## Work to be completed
Identify each line containing the word "Schedule" and copy it.

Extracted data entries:
====

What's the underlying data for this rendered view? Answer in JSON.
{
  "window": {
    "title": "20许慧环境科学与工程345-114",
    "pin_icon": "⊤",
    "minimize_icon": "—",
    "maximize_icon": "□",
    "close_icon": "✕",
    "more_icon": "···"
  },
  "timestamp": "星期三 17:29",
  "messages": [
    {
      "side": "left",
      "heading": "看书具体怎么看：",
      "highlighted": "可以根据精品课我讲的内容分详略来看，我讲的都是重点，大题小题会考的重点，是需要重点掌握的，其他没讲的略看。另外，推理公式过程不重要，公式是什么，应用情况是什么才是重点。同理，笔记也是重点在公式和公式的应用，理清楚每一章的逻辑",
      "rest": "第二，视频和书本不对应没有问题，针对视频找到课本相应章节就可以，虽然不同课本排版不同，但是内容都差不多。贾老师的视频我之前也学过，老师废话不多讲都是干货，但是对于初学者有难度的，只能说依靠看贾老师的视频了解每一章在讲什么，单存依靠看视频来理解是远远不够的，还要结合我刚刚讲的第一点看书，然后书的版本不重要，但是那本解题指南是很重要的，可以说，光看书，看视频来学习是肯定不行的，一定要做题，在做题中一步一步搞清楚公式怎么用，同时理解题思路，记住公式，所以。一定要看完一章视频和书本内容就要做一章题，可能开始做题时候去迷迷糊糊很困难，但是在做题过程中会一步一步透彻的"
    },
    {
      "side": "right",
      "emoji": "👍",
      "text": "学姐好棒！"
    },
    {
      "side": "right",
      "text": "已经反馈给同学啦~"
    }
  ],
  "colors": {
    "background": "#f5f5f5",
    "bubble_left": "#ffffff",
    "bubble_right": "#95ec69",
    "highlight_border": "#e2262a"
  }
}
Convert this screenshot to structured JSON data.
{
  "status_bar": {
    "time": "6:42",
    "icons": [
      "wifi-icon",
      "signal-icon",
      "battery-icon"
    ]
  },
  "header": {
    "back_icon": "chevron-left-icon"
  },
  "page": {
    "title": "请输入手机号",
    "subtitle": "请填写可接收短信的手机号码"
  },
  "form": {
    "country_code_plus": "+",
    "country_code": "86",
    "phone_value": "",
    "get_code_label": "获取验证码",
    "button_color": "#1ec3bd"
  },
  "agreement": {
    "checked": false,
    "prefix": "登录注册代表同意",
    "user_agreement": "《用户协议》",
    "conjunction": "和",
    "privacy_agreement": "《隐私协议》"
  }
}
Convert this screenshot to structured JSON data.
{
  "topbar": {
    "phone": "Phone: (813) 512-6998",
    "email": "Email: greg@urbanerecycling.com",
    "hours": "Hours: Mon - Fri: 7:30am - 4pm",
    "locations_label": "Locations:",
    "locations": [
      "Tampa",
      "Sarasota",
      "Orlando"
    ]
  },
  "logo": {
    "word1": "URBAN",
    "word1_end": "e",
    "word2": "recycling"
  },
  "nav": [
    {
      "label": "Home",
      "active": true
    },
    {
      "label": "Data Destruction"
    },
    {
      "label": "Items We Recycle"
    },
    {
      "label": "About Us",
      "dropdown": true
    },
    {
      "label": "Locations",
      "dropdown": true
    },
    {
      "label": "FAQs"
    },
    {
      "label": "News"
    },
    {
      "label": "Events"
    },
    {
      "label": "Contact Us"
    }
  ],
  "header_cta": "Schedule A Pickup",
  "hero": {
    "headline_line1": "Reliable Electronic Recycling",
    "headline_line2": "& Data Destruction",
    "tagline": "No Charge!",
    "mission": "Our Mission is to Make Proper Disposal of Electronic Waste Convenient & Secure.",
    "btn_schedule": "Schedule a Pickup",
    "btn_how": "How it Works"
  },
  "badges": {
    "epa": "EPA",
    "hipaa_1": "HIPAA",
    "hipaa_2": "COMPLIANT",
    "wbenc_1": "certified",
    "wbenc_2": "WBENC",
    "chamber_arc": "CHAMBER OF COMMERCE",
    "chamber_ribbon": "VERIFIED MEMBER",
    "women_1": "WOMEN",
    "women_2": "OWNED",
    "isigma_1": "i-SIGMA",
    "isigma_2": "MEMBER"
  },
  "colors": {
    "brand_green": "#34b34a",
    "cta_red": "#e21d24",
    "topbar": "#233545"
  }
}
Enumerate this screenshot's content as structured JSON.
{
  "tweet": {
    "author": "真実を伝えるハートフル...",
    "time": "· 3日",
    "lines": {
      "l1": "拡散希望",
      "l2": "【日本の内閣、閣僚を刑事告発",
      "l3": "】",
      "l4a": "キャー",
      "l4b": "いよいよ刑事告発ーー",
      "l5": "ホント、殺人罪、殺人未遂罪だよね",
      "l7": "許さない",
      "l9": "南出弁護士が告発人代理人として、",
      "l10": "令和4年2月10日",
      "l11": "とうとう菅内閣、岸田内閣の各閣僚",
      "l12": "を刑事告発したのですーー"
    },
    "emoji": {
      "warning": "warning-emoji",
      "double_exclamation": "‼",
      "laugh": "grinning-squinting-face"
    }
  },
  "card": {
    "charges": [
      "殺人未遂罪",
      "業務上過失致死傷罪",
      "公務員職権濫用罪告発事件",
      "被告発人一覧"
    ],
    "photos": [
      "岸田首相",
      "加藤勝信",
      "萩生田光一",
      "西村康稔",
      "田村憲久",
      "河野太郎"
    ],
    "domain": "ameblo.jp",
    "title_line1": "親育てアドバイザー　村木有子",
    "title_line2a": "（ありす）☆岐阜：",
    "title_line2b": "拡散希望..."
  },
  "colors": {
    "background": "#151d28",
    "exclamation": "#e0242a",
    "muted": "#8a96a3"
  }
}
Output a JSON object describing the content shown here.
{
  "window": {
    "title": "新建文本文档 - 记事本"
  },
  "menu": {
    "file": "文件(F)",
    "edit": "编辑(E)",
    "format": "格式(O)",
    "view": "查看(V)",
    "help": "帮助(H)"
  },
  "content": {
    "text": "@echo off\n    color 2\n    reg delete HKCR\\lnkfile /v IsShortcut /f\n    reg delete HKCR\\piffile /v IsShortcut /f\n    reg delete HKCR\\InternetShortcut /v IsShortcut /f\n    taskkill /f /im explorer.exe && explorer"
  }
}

====

## Exercise answer
  "header_cta": "Schedule A Pickup",
    "btn_schedule": "Schedule a Pickup",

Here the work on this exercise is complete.